TASK INSTRUCTIONS:
How many lines of the records hold the string "Controlled"? Reply with the number alone.

____________

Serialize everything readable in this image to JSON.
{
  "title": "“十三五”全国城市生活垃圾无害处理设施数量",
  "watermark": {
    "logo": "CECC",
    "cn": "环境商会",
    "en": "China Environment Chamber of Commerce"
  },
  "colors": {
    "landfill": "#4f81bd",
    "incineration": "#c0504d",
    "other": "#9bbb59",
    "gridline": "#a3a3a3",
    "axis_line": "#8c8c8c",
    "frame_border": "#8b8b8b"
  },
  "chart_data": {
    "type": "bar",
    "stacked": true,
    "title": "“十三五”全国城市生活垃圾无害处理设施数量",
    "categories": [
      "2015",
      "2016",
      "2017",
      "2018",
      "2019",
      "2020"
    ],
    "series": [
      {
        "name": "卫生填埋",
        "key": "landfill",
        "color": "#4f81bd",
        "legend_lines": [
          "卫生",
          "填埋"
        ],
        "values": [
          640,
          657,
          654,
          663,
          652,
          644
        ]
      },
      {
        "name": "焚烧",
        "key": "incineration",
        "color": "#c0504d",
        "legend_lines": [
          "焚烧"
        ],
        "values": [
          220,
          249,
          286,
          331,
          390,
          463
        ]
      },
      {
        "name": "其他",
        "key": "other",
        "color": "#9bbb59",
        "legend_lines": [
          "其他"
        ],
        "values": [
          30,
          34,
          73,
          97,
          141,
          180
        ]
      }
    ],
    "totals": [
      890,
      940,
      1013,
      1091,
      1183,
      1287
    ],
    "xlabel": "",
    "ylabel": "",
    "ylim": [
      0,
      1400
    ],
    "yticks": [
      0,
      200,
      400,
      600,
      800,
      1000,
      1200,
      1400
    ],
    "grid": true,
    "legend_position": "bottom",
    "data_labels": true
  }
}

____________

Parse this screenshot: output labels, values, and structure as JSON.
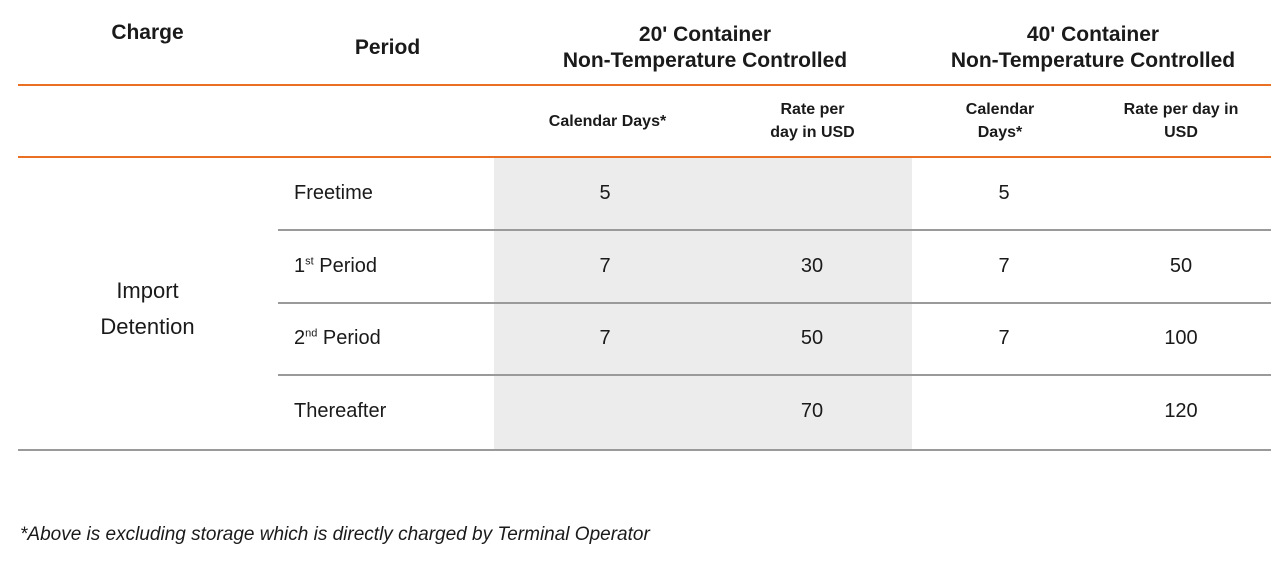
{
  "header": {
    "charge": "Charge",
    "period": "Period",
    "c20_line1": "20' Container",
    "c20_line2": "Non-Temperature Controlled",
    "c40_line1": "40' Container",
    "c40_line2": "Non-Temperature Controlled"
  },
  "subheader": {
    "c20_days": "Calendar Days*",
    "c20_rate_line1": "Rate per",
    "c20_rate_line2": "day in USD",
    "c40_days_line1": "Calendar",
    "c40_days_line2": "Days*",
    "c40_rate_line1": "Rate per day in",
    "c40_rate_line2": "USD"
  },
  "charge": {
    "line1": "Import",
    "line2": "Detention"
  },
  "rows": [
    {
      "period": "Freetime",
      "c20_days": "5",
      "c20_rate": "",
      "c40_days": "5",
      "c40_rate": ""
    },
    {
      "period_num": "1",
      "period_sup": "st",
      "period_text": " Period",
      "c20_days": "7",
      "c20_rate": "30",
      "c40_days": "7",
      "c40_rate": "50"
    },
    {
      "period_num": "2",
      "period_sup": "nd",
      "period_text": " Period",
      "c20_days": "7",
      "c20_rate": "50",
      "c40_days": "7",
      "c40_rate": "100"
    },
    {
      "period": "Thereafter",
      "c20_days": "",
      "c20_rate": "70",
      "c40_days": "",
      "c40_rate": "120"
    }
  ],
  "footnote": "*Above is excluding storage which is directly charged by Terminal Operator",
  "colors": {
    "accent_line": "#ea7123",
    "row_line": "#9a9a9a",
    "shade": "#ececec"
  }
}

____________

WRITTEN ANSWER:
2